PROMPT: Make an exact copy of the lines, leaving the pictures out.

Entries taken from a collection
-*-*-
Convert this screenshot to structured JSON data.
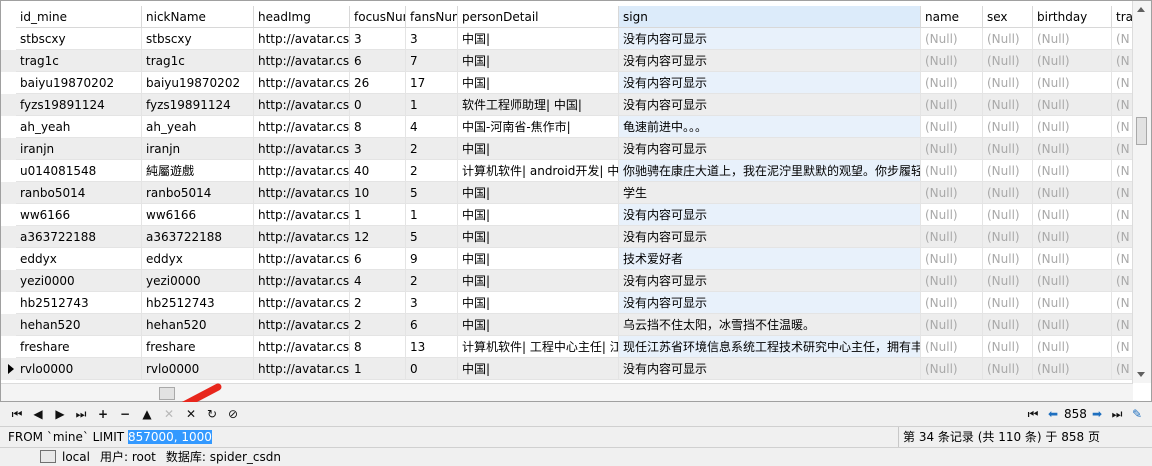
{
  "columns": [
    "id_mine",
    "nickName",
    "headImg",
    "focusNum",
    "fansNum",
    "personDetail",
    "sign",
    "name",
    "sex",
    "birthday",
    "tra"
  ],
  "rows": [
    [
      "stbscxy",
      "stbscxy",
      "http://avatar.csd",
      "3",
      "3",
      "中国|",
      "没有内容可显示",
      "(Null)",
      "(Null)",
      "(Null)",
      "(N"
    ],
    [
      "trag1c",
      "trag1c",
      "http://avatar.csd",
      "6",
      "7",
      "中国|",
      "没有内容可显示",
      "(Null)",
      "(Null)",
      "(Null)",
      "(N"
    ],
    [
      "baiyu19870202",
      "baiyu19870202",
      "http://avatar.csd",
      "26",
      "17",
      "中国|",
      "没有内容可显示",
      "(Null)",
      "(Null)",
      "(Null)",
      "(N"
    ],
    [
      "fyzs19891124",
      "fyzs19891124",
      "http://avatar.csd",
      "0",
      "1",
      "软件工程师助理| 中国|",
      "没有内容可显示",
      "(Null)",
      "(Null)",
      "(Null)",
      "(N"
    ],
    [
      "ah_yeah",
      "ah_yeah",
      "http://avatar.csd",
      "8",
      "4",
      "中国-河南省-焦作市|",
      "龟速前进中。。。",
      "(Null)",
      "(Null)",
      "(Null)",
      "(N"
    ],
    [
      "iranjn",
      "iranjn",
      "http://avatar.csd",
      "3",
      "2",
      "中国|",
      "没有内容可显示",
      "(Null)",
      "(Null)",
      "(Null)",
      "(N"
    ],
    [
      "u014081548",
      "純屬遊戲",
      "http://avatar.csd",
      "40",
      "2",
      "计算机软件| android开发| 中",
      "你驰骋在康庄大道上，我在泥泞里默默的观望。你步履轻",
      "(Null)",
      "(Null)",
      "(Null)",
      "(N"
    ],
    [
      "ranbo5014",
      "ranbo5014",
      "http://avatar.csd",
      "10",
      "5",
      "中国|",
      "学生",
      "(Null)",
      "(Null)",
      "(Null)",
      "(N"
    ],
    [
      "ww6166",
      "ww6166",
      "http://avatar.csd",
      "1",
      "1",
      "中国|",
      "没有内容可显示",
      "(Null)",
      "(Null)",
      "(Null)",
      "(N"
    ],
    [
      "a363722188",
      "a363722188",
      "http://avatar.csd",
      "12",
      "5",
      "中国|",
      "没有内容可显示",
      "(Null)",
      "(Null)",
      "(Null)",
      "(N"
    ],
    [
      "eddyx",
      "eddyx",
      "http://avatar.csd",
      "6",
      "9",
      "中国|",
      "技术爱好者",
      "(Null)",
      "(Null)",
      "(Null)",
      "(N"
    ],
    [
      "yezi0000",
      "yezi0000",
      "http://avatar.csd",
      "4",
      "2",
      "中国|",
      "没有内容可显示",
      "(Null)",
      "(Null)",
      "(Null)",
      "(N"
    ],
    [
      "hb2512743",
      "hb2512743",
      "http://avatar.csd",
      "2",
      "3",
      "中国|",
      "没有内容可显示",
      "(Null)",
      "(Null)",
      "(Null)",
      "(N"
    ],
    [
      "hehan520",
      "hehan520",
      "http://avatar.csd",
      "2",
      "6",
      "中国|",
      "乌云挡不住太阳，冰雪挡不住温暖。",
      "(Null)",
      "(Null)",
      "(Null)",
      "(N"
    ],
    [
      "freshare",
      "freshare",
      "http://avatar.csd",
      "8",
      "13",
      "计算机软件| 工程中心主任| 江",
      "现任江苏省环境信息系统工程技术研究中心主任，拥有丰",
      "(Null)",
      "(Null)",
      "(Null)",
      "(N"
    ],
    [
      "rvlo0000",
      "rvlo0000",
      "http://avatar.csd",
      "1",
      "0",
      "中国|",
      "没有内容可显示",
      "(Null)",
      "(Null)",
      "(Null)",
      "(N"
    ]
  ],
  "sql": {
    "prefix": "FROM `mine` LIMIT ",
    "highlighted": "857000, 1000"
  },
  "record_info": "第 34 条记录 (共 110 条) 于 858 页",
  "pager": {
    "page": "858"
  },
  "connection": {
    "host": "local",
    "user": "用户: root",
    "database": "数据库: spider_csdn"
  },
  "toolbar": {
    "buttons": [
      "first-record",
      "previous-record",
      "next-record",
      "last-record",
      "add-record",
      "delete-record",
      "apply-changes",
      "discard-changes",
      "refresh",
      "stop"
    ]
  }
}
-*-*-
EXERCISE SOLUTION:
Convert this screenshot to structured JSON data.
{
  "columns": [
    "id_mine",
    "nickName",
    "headImg",
    "focusNum",
    "fansNum",
    "personDetail",
    "sign",
    "name",
    "sex",
    "birthday",
    "tra"
  ],
  "rows": [
    [
      "stbscxy",
      "stbscxy",
      "http://avatar.csd",
      "3",
      "3",
      "中国|",
      "没有内容可显示",
      "(Null)",
      "(Null)",
      "(Null)",
      "(N"
    ],
    [
      "trag1c",
      "trag1c",
      "http://avatar.csd",
      "6",
      "7",
      "中国|",
      "没有内容可显示",
      "(Null)",
      "(Null)",
      "(Null)",
      "(N"
    ],
    [
      "baiyu19870202",
      "baiyu19870202",
      "http://avatar.csd",
      "26",
      "17",
      "中国|",
      "没有内容可显示",
      "(Null)",
      "(Null)",
      "(Null)",
      "(N"
    ],
    [
      "fyzs19891124",
      "fyzs19891124",
      "http://avatar.csd",
      "0",
      "1",
      "软件工程师助理| 中国|",
      "没有内容可显示",
      "(Null)",
      "(Null)",
      "(Null)",
      "(N"
    ],
    [
      "ah_yeah",
      "ah_yeah",
      "http://avatar.csd",
      "8",
      "4",
      "中国-河南省-焦作市|",
      "龟速前进中。。。",
      "(Null)",
      "(Null)",
      "(Null)",
      "(N"
    ],
    [
      "iranjn",
      "iranjn",
      "http://avatar.csd",
      "3",
      "2",
      "中国|",
      "没有内容可显示",
      "(Null)",
      "(Null)",
      "(Null)",
      "(N"
    ],
    [
      "u014081548",
      "純屬遊戲",
      "http://avatar.csd",
      "40",
      "2",
      "计算机软件| android开发| 中",
      "你驰骋在康庄大道上，我在泥泞里默默的观望。你步履轻",
      "(Null)",
      "(Null)",
      "(Null)",
      "(N"
    ],
    [
      "ranbo5014",
      "ranbo5014",
      "http://avatar.csd",
      "10",
      "5",
      "中国|",
      "学生",
      "(Null)",
      "(Null)",
      "(Null)",
      "(N"
    ],
    [
      "ww6166",
      "ww6166",
      "http://avatar.csd",
      "1",
      "1",
      "中国|",
      "没有内容可显示",
      "(Null)",
      "(Null)",
      "(Null)",
      "(N"
    ],
    [
      "a363722188",
      "a363722188",
      "http://avatar.csd",
      "12",
      "5",
      "中国|",
      "没有内容可显示",
      "(Null)",
      "(Null)",
      "(Null)",
      "(N"
    ],
    [
      "eddyx",
      "eddyx",
      "http://avatar.csd",
      "6",
      "9",
      "中国|",
      "技术爱好者",
      "(Null)",
      "(Null)",
      "(Null)",
      "(N"
    ],
    [
      "yezi0000",
      "yezi0000",
      "http://avatar.csd",
      "4",
      "2",
      "中国|",
      "没有内容可显示",
      "(Null)",
      "(Null)",
      "(Null)",
      "(N"
    ],
    [
      "hb2512743",
      "hb2512743",
      "http://avatar.csd",
      "2",
      "3",
      "中国|",
      "没有内容可显示",
      "(Null)",
      "(Null)",
      "(Null)",
      "(N"
    ],
    [
      "hehan520",
      "hehan520",
      "http://avatar.csd",
      "2",
      "6",
      "中国|",
      "乌云挡不住太阳，冰雪挡不住温暖。",
      "(Null)",
      "(Null)",
      "(Null)",
      "(N"
    ],
    [
      "freshare",
      "freshare",
      "http://avatar.csd",
      "8",
      "13",
      "计算机软件| 工程中心主任| 江",
      "现任江苏省环境信息系统工程技术研究中心主任，拥有丰",
      "(Null)",
      "(Null)",
      "(Null)",
      "(N"
    ],
    [
      "rvlo0000",
      "rvlo0000",
      "http://avatar.csd",
      "1",
      "0",
      "中国|",
      "没有内容可显示",
      "(Null)",
      "(Null)",
      "(Null)",
      "(N"
    ]
  ],
  "sql": {
    "prefix": "FROM `mine` LIMIT ",
    "highlighted": "857000, 1000"
  },
  "record_info": "第 34 条记录 (共 110 条) 于 858 页",
  "pager": {
    "page": "858"
  },
  "connection": {
    "host": "local",
    "user": "用户: root",
    "database": "数据库: spider_csdn"
  },
  "toolbar": {
    "buttons": [
      "first-record",
      "previous-record",
      "next-record",
      "last-record",
      "add-record",
      "delete-record",
      "apply-changes",
      "discard-changes",
      "refresh",
      "stop"
    ]
  }
}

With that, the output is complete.